> [RECORD EXCERPTS]:
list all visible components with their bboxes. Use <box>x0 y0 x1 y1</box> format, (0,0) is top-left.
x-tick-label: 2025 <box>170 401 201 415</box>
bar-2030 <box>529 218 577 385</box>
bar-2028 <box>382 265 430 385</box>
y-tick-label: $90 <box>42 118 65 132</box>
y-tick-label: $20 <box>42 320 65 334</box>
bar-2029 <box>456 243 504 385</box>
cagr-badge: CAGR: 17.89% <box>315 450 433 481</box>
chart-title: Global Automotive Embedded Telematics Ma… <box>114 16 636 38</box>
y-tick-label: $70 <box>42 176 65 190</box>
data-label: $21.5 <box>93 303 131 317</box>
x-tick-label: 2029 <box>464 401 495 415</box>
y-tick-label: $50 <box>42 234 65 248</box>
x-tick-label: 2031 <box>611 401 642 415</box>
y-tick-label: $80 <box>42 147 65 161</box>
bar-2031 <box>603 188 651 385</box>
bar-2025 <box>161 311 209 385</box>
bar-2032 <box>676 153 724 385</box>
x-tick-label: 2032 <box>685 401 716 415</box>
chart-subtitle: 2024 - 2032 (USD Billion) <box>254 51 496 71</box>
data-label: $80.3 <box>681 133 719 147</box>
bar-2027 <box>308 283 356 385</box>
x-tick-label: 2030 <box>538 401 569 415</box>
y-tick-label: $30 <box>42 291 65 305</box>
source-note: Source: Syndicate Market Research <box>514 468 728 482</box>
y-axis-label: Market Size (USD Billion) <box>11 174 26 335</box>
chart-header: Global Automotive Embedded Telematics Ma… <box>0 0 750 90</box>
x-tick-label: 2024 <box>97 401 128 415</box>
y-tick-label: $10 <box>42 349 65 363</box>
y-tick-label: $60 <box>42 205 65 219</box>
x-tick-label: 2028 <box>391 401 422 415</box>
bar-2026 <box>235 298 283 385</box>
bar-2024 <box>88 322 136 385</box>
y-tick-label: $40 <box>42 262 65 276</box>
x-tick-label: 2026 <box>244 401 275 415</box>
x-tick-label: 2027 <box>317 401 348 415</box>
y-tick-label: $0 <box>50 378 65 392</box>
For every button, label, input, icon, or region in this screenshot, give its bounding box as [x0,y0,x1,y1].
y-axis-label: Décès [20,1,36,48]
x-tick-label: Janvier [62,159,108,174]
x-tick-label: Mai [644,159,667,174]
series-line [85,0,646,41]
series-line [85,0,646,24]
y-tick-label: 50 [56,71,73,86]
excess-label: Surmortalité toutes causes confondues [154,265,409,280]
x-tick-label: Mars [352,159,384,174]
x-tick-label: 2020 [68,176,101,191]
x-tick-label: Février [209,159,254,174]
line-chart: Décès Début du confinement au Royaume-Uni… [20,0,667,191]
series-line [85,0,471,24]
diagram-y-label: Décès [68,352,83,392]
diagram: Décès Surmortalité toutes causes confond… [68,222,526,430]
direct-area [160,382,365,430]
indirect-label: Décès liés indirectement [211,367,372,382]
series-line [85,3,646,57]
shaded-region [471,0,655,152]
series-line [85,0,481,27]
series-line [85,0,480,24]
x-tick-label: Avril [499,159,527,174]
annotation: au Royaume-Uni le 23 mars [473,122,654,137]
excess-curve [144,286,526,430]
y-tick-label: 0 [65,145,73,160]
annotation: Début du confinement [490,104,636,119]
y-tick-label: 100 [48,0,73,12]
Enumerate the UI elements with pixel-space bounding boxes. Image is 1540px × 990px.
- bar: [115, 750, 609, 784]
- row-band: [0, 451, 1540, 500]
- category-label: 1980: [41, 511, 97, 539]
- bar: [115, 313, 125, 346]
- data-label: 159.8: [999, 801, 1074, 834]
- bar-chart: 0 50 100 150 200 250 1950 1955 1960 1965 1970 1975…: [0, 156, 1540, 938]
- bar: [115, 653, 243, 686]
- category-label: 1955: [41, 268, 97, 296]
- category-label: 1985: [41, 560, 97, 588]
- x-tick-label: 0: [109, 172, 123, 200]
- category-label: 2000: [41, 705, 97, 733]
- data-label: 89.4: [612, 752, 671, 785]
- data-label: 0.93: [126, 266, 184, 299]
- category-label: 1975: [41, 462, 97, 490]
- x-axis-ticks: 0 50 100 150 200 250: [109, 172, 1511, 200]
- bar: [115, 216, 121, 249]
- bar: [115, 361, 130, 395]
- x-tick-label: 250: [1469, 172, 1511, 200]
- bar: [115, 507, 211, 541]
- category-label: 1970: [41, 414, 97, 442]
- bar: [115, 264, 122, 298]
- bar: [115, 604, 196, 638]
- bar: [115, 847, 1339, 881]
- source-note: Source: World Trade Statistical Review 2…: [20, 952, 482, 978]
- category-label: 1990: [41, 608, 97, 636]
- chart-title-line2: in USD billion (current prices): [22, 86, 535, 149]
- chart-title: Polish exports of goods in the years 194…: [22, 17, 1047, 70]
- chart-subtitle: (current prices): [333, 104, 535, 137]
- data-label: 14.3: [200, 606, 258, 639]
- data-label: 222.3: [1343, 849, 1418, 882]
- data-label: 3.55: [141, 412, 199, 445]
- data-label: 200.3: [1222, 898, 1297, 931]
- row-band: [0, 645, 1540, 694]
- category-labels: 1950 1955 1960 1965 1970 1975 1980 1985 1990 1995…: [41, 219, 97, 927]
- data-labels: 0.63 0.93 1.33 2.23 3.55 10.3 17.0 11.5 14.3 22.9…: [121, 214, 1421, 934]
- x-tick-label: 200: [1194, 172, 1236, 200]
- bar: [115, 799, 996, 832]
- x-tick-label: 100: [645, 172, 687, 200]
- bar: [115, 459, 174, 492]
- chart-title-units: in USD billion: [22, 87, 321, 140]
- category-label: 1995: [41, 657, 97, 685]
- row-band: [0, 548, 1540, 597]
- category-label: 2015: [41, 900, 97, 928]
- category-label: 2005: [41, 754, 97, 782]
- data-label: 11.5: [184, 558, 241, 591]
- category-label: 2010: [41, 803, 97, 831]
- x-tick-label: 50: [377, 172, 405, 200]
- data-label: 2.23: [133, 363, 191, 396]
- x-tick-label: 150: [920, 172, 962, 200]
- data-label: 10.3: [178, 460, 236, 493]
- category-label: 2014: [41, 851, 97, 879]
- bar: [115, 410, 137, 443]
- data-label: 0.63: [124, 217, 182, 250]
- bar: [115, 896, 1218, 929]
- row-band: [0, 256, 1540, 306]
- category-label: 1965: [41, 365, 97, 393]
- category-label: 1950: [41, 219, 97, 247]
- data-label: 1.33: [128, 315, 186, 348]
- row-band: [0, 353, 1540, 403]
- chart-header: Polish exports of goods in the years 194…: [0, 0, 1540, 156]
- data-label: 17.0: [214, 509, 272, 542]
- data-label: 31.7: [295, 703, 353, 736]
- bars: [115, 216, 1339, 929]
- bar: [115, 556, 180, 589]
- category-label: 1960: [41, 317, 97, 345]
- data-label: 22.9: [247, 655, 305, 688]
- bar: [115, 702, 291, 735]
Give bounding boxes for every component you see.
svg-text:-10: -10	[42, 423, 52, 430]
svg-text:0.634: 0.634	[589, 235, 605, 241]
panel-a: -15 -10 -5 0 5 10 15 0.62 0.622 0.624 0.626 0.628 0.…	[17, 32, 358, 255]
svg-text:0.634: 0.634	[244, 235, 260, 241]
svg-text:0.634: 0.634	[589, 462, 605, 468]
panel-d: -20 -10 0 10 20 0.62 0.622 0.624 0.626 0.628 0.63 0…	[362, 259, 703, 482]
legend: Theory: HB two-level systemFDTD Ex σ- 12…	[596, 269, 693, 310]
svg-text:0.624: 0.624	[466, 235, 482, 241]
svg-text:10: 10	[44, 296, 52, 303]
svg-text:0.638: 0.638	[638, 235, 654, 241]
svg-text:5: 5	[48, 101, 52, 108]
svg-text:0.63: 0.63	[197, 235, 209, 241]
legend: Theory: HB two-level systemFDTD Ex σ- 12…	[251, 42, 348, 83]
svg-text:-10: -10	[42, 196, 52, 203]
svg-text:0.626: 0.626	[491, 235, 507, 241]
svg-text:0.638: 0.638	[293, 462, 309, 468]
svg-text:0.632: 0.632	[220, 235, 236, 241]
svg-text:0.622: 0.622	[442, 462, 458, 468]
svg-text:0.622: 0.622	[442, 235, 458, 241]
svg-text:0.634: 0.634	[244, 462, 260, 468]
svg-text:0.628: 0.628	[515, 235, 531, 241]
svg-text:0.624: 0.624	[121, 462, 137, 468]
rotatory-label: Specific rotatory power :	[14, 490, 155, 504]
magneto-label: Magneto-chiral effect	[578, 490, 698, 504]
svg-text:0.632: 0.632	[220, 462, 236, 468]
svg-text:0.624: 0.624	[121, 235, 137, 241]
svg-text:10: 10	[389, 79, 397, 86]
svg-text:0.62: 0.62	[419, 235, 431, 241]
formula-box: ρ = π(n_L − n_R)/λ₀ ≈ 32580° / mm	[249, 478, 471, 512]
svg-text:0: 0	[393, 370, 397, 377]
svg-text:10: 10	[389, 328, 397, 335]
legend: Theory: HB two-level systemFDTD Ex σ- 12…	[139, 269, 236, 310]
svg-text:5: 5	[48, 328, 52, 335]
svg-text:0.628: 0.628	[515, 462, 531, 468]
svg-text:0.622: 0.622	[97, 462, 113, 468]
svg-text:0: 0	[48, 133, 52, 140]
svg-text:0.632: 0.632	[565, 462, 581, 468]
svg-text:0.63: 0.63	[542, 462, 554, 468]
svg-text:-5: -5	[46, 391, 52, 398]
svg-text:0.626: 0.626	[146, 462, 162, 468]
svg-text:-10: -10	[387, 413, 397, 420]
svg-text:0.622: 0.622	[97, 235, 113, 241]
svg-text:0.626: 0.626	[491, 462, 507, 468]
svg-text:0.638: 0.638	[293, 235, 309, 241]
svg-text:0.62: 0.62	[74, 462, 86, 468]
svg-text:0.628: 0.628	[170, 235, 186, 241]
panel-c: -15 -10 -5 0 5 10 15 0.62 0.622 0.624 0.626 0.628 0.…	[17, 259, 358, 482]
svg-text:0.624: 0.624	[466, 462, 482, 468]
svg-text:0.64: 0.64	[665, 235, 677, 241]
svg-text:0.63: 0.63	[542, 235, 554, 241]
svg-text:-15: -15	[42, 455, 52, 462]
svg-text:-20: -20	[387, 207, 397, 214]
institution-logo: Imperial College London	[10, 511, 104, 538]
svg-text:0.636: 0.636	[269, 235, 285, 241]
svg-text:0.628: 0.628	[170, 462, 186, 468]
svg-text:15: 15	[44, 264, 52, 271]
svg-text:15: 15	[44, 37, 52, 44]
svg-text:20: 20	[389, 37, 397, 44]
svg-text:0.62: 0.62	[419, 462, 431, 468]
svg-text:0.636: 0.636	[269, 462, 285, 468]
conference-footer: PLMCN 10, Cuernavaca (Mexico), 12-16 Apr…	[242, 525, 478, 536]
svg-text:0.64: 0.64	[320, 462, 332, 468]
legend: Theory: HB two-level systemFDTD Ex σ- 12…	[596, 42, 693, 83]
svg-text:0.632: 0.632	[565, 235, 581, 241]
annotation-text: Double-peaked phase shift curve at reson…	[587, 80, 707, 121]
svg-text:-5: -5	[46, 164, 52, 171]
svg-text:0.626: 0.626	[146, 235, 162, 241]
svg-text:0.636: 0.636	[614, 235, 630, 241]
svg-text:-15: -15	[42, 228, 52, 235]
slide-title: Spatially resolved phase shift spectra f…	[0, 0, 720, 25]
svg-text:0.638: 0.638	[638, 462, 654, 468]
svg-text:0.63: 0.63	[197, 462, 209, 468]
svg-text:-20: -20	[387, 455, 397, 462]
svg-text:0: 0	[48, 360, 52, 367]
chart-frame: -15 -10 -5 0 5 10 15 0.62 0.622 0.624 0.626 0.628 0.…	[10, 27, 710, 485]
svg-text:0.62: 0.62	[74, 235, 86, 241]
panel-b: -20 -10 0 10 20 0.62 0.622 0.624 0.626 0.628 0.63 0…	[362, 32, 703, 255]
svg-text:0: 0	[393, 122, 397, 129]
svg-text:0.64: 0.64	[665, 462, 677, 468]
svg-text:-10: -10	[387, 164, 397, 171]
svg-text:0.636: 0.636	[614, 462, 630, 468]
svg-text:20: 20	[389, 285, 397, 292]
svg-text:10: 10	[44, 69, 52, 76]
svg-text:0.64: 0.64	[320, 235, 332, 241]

> [INSTRUCTIONS FOR THE TASK]: Reproduce the entries from their first line through the line containing "bar-2028 <box>382 265 430 385</box>", changing "visible" to "rendered" and keeping everything else unchanged.

> [RESULT FOR THIS TASK]:
list all rendered components with their bboxes. Use <box>x0 y0 x1 y1</box> format, (0,0) is top-left.
x-tick-label: 2025 <box>170 401 201 415</box>
bar-2030 <box>529 218 577 385</box>
bar-2028 <box>382 265 430 385</box>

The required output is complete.